(Raw records)

================================

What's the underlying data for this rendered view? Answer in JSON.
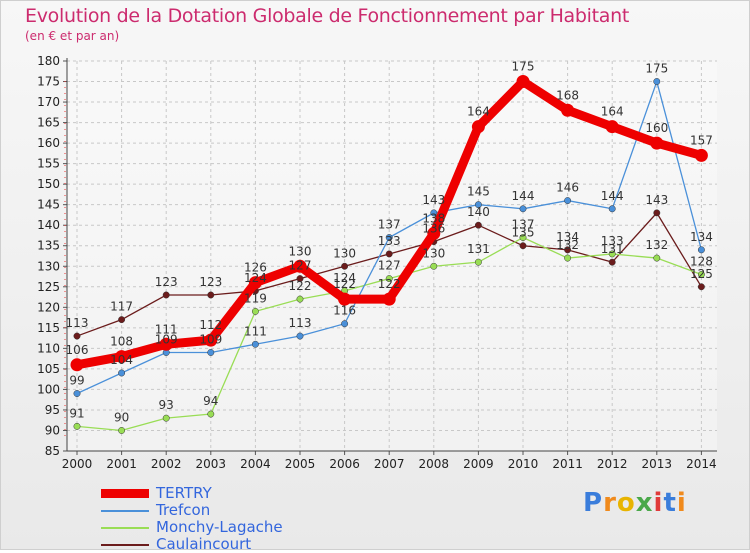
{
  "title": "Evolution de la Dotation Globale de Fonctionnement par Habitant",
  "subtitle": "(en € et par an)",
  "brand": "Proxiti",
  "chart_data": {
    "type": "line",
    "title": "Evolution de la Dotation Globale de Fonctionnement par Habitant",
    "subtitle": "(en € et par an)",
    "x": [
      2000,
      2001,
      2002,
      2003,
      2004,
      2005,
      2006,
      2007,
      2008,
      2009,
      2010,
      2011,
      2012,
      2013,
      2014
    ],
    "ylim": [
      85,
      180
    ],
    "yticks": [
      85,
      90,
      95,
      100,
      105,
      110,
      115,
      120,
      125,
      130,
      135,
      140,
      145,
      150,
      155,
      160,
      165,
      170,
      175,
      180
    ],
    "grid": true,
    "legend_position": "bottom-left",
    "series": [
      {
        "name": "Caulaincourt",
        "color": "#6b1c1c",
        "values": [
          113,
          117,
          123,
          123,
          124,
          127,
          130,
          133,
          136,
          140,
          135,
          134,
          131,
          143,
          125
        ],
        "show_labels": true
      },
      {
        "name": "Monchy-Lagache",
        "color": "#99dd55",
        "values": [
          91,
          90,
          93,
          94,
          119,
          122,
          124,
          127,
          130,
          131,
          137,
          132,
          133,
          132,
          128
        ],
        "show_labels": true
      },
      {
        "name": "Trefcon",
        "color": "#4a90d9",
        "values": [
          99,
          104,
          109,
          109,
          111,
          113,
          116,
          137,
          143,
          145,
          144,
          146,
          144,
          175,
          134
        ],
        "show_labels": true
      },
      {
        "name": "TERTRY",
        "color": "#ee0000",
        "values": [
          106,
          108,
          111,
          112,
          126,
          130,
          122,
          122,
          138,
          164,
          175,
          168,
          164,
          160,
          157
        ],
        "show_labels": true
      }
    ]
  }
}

================================

• [Objective]:
Search the lines for the string "subtitle" and copy every line that has it.

• [Solution for this problem]:
  "subtitle": "(en € et par an)",
    "subtitle": "(en € et par an)",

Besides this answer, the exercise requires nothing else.